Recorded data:
===============
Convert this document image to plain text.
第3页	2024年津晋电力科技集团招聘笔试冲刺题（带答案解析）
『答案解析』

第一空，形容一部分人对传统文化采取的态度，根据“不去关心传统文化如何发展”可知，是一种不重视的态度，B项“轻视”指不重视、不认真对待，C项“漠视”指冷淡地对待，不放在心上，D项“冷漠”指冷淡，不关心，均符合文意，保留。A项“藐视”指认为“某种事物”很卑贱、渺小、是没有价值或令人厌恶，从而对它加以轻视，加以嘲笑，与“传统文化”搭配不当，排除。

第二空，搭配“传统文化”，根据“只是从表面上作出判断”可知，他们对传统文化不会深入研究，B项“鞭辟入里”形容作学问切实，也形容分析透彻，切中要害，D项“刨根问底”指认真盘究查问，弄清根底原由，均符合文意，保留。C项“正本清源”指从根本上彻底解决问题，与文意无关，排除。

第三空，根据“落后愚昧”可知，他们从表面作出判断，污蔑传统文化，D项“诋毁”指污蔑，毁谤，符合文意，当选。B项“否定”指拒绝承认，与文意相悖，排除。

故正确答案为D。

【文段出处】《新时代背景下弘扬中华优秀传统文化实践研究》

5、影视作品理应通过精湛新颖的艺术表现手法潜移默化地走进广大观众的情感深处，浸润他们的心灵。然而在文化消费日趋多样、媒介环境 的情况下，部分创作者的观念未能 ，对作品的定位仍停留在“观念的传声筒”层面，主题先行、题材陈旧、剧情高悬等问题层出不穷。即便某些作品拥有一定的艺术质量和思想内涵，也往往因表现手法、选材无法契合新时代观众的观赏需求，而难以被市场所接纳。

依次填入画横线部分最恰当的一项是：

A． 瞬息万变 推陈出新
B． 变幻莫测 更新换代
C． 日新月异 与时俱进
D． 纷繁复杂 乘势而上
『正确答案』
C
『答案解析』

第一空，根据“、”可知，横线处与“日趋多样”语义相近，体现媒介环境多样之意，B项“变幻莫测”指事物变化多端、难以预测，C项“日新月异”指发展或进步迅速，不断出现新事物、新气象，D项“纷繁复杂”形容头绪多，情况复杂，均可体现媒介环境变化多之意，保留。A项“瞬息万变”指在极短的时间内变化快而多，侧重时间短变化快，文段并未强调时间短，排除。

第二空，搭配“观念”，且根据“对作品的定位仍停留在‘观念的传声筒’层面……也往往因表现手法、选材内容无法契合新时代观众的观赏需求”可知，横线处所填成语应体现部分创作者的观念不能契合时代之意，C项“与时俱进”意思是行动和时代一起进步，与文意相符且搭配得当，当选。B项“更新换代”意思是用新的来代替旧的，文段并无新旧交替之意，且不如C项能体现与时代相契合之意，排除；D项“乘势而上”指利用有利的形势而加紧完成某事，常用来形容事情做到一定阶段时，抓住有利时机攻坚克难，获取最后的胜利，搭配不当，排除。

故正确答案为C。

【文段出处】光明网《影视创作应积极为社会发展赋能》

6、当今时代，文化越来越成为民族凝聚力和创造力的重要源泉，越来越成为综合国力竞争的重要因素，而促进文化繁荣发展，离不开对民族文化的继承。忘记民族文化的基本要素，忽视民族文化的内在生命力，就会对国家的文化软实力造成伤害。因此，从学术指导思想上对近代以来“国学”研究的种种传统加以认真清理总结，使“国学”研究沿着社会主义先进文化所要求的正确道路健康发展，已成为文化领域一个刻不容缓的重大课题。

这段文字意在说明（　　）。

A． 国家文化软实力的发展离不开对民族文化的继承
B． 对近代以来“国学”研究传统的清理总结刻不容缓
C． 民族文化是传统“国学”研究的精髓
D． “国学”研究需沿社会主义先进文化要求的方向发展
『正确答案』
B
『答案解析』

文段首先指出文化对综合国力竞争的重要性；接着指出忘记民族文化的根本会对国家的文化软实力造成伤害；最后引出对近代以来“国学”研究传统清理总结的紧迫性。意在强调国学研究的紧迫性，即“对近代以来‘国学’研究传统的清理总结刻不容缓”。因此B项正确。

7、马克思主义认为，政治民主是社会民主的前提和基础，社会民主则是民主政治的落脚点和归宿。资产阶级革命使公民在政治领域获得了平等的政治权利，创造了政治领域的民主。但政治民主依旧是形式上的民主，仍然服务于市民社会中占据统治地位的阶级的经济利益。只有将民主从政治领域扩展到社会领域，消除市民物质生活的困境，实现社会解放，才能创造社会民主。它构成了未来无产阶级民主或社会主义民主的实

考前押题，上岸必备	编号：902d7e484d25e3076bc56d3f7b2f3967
===============
### GOAL
From the data above, pick out each line containing "纷繁复杂" and copy it.

### RESULT
D． 纷繁复杂 乘势而上
第一空，根据“、”可知，横线处与“日趋多样”语义相近，体现媒介环境多样之意，B项“变幻莫测”指事物变化多端、难以预测，C项“日新月异”指发展或进步迅速，不断出现新事物、新气象，D项“纷繁复杂”形容头绪多，情况复杂，均可体现媒介环境变化多之意，保留。A项“瞬息万变”指在极短的时间内变化快而多，侧重时间短变化快，文段并未强调时间短，排除。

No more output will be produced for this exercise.